Reproduce every line of the listing below word for word, keeping each one unchanged.
## BEGIN
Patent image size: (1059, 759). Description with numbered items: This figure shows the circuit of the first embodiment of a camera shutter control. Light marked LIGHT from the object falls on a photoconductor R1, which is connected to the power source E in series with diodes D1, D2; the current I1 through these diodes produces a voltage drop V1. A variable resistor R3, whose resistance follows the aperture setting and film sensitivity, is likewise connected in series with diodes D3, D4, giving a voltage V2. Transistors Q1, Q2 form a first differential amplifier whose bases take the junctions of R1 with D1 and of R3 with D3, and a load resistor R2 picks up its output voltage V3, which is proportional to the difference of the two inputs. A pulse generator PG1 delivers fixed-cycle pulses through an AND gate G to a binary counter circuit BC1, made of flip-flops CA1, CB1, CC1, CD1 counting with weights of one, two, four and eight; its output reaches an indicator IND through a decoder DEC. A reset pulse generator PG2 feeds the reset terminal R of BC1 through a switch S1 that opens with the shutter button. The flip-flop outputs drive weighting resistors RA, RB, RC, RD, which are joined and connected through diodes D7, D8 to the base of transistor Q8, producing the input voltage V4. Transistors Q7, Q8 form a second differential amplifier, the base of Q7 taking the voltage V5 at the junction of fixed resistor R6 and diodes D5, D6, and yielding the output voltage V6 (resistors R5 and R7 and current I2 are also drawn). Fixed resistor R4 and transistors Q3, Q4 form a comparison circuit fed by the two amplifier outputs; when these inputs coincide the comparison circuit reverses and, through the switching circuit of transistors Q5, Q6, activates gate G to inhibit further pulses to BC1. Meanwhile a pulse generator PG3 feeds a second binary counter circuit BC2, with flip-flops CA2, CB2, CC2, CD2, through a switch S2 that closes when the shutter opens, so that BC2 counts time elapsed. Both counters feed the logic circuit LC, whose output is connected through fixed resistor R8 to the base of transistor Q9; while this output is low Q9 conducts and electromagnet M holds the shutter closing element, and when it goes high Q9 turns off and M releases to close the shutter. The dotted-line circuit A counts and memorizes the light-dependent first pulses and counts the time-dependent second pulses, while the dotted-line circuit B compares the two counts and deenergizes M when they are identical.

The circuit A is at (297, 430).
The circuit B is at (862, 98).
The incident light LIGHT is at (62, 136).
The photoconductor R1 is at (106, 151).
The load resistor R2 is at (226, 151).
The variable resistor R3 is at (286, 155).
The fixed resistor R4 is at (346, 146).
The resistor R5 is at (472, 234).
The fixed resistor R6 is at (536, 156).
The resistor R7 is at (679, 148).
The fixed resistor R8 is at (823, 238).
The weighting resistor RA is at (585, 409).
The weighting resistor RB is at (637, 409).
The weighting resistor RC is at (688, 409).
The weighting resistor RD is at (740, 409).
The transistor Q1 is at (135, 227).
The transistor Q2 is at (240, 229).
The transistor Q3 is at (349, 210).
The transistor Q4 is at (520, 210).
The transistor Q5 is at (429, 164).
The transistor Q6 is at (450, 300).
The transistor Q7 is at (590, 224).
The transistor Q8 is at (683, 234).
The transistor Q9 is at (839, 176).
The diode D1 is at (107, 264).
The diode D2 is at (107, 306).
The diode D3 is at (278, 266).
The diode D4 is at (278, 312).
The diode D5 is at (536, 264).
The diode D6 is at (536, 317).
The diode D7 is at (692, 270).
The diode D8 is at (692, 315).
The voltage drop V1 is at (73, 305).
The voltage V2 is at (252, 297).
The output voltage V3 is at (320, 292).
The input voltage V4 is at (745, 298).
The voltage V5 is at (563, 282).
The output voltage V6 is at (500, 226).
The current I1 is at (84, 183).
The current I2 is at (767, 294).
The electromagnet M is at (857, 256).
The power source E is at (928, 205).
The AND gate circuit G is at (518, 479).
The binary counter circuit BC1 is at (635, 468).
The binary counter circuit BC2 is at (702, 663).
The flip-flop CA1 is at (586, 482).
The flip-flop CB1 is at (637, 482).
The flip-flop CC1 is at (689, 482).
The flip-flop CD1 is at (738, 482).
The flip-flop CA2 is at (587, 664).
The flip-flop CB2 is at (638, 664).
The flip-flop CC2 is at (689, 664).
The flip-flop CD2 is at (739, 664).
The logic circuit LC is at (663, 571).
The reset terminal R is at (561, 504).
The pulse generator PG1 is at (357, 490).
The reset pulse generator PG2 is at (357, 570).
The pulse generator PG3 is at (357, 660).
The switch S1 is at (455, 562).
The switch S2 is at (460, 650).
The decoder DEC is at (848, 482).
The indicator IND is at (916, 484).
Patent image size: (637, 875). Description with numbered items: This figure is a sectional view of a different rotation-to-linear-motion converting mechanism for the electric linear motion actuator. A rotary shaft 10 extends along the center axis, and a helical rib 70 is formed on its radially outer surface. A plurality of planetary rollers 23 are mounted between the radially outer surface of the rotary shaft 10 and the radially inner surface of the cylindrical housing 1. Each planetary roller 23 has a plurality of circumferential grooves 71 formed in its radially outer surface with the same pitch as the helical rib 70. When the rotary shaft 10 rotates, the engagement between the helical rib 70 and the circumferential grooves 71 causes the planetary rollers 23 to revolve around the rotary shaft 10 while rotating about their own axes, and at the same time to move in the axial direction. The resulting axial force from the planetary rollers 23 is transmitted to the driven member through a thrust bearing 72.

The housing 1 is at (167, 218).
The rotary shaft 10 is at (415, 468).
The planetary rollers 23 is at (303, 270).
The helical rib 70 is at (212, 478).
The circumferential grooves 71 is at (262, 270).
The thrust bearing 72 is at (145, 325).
## END
**RESULT FOR THIS EXERCISE:**
Patent image size: (1059, 759). Description with numbered items: This figure shows the circuit of the first embodiment of a camera shutter control. Light marked LIGHT from the object falls on a photoconductor R1, which is connected to the power source E in series with diodes D1, D2; the current I1 through these diodes produces a voltage drop V1. A variable resistor R3, whose resistance follows the aperture setting and film sensitivity, is likewise connected in series with diodes D3, D4, giving a voltage V2. Transistors Q1, Q2 form a first differential amplifier whose bases take the junctions of R1 with D1 and of R3 with D3, and a load resistor R2 picks up its output voltage V3, which is proportional to the difference of the two inputs. A pulse generator PG1 delivers fixed-cycle pulses through an AND gate G to a binary counter circuit BC1, made of flip-flops CA1, CB1, CC1, CD1 counting with weights of one, two, four and eight; its output reaches an indicator IND through a decoder DEC. A reset pulse generator PG2 feeds the reset terminal R of BC1 through a switch S1 that opens with the shutter button. The flip-flop outputs drive weighting resistors RA, RB, RC, RD, which are joined and connected through diodes D7, D8 to the base of transistor Q8, producing the input voltage V4. Transistors Q7, Q8 form a second differential amplifier, the base of Q7 taking the voltage V5 at the junction of fixed resistor R6 and diodes D5, D6, and yielding the output voltage V6 (resistors R5 and R7 and current I2 are also drawn). Fixed resistor R4 and transistors Q3, Q4 form a comparison circuit fed by the two amplifier outputs; when these inputs coincide the comparison circuit reverses and, through the switching circuit of transistors Q5, Q6, activates gate G to inhibit further pulses to BC1. Meanwhile a pulse generator PG3 feeds a second binary counter circuit BC2, with flip-flops CA2, CB2, CC2, CD2, through a switch S2 that closes when the shutter opens, so that BC2 counts time elapsed. Both counters feed the logic circuit LC, whose output is connected through fixed resistor R8 to the base of transistor Q9; while this output is low Q9 conducts and electromagnet M holds the shutter closing element, and when it goes high Q9 turns off and M releases to close the shutter. The dotted-line circuit A counts and memorizes the light-dependent first pulses and counts the time-dependent second pulses, while the dotted-line circuit B compares the two counts and deenergizes M when they are identical.

The circuit A is at (297, 430).
The circuit B is at (862, 98).
The incident light LIGHT is at (62, 136).
The photoconductor R1 is at (106, 151).
The load resistor R2 is at (226, 151).
The variable resistor R3 is at (286, 155).
The fixed resistor R4 is at (346, 146).
The resistor R5 is at (472, 234).
The fixed resistor R6 is at (536, 156).
The resistor R7 is at (679, 148).
The fixed resistor R8 is at (823, 238).
The weighting resistor RA is at (585, 409).
The weighting resistor RB is at (637, 409).
The weighting resistor RC is at (688, 409).
The weighting resistor RD is at (740, 409).
The transistor Q1 is at (135, 227).
The transistor Q2 is at (240, 229).
The transistor Q3 is at (349, 210).
The transistor Q4 is at (520, 210).
The transistor Q5 is at (429, 164).
The transistor Q6 is at (450, 300).
The transistor Q7 is at (590, 224).
The transistor Q8 is at (683, 234).
The transistor Q9 is at (839, 176).
The diode D1 is at (107, 264).
The diode D2 is at (107, 306).
The diode D3 is at (278, 266).
The diode D4 is at (278, 312).
The diode D5 is at (536, 264).
The diode D6 is at (536, 317).
The diode D7 is at (692, 270).
The diode D8 is at (692, 315).
The voltage drop V1 is at (73, 305).
The voltage V2 is at (252, 297).
The output voltage V3 is at (320, 292).
The input voltage V4 is at (745, 298).
The voltage V5 is at (563, 282).
The output voltage V6 is at (500, 226).
The current I1 is at (84, 183).
The current I2 is at (767, 294).
The electromagnet M is at (857, 256).
The power source E is at (928, 205).
The AND gate circuit G is at (518, 479).
The binary counter circuit BC1 is at (635, 468).
The binary counter circuit BC2 is at (702, 663).
The flip-flop CA1 is at (586, 482).
The flip-flop CB1 is at (637, 482).
The flip-flop CC1 is at (689, 482).
The flip-flop CD1 is at (738, 482).
The flip-flop CA2 is at (587, 664).
The flip-flop CB2 is at (638, 664).
The flip-flop CC2 is at (689, 664).
The flip-flop CD2 is at (739, 664).
The logic circuit LC is at (663, 571).
The reset terminal R is at (561, 504).
The pulse generator PG1 is at (357, 490).
The reset pulse generator PG2 is at (357, 570).
The pulse generator PG3 is at (357, 660).
The switch S1 is at (455, 562).
The switch S2 is at (460, 650).
The decoder DEC is at (848, 482).
The indicator IND is at (916, 484).
Patent image size: (637, 875). Description with numbered items: This figure is a sectional view of a different rotation-to-linear-motion converting mechanism for the electric linear motion actuator. A rotary shaft 10 extends along the center axis, and a helical rib 70 is formed on its radially outer surface. A plurality of planetary rollers 23 are mounted between the radially outer surface of the rotary shaft 10 and the radially inner surface of the cylindrical housing 1. Each planetary roller 23 has a plurality of circumferential grooves 71 formed in its radially outer surface with the same pitch as the helical rib 70. When the rotary shaft 10 rotates, the engagement between the helical rib 70 and the circumferential grooves 71 causes the planetary rollers 23 to revolve around the rotary shaft 10 while rotating about their own axes, and at the same time to move in the axial direction. The resulting axial force from the planetary rollers 23 is transmitted to the driven member through a thrust bearing 72.

The housing 1 is at (167, 218).
The rotary shaft 10 is at (415, 468).
The planetary rollers 23 is at (303, 270).
The helical rib 70 is at (212, 478).
The circumferential grooves 71 is at (262, 270).
The thrust bearing 72 is at (145, 325).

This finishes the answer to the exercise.